**Instructions for the task:** Reproduce the records below in full and exactly, without their images.

**Stored data:**
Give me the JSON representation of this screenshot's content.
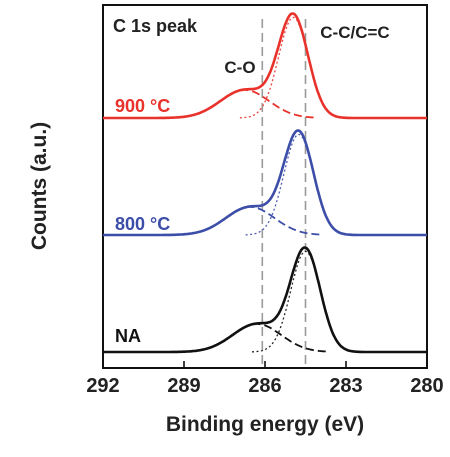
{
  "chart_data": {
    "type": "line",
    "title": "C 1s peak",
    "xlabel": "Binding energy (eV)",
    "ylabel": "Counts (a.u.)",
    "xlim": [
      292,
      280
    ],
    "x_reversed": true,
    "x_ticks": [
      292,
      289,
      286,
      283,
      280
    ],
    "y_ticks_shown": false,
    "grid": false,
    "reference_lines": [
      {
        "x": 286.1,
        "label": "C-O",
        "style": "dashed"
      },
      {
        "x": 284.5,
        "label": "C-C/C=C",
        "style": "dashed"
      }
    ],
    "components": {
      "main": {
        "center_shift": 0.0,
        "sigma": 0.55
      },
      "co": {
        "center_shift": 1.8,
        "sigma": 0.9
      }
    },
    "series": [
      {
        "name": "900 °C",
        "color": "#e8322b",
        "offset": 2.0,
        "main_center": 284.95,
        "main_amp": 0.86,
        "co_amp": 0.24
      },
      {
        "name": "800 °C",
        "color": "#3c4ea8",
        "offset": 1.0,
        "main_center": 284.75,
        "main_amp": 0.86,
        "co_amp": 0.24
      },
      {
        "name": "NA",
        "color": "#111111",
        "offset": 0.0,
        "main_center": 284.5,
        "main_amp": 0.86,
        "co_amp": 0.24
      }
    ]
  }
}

**Solved problem:**
Give me the JSON representation of this screenshot's content.
{
  "chart_data": {
    "type": "line",
    "title": "C 1s peak",
    "xlabel": "Binding energy (eV)",
    "ylabel": "Counts (a.u.)",
    "xlim": [
      292,
      280
    ],
    "x_reversed": true,
    "x_ticks": [
      292,
      289,
      286,
      283,
      280
    ],
    "y_ticks_shown": false,
    "grid": false,
    "reference_lines": [
      {
        "x": 286.1,
        "label": "C-O",
        "style": "dashed"
      },
      {
        "x": 284.5,
        "label": "C-C/C=C",
        "style": "dashed"
      }
    ],
    "components": {
      "main": {
        "center_shift": 0.0,
        "sigma": 0.55
      },
      "co": {
        "center_shift": 1.8,
        "sigma": 0.9
      }
    },
    "series": [
      {
        "name": "900 °C",
        "color": "#e8322b",
        "offset": 2.0,
        "main_center": 284.95,
        "main_amp": 0.86,
        "co_amp": 0.24
      },
      {
        "name": "800 °C",
        "color": "#3c4ea8",
        "offset": 1.0,
        "main_center": 284.75,
        "main_amp": 0.86,
        "co_amp": 0.24
      },
      {
        "name": "NA",
        "color": "#111111",
        "offset": 0.0,
        "main_center": 284.5,
        "main_amp": 0.86,
        "co_amp": 0.24
      }
    ]
  }
}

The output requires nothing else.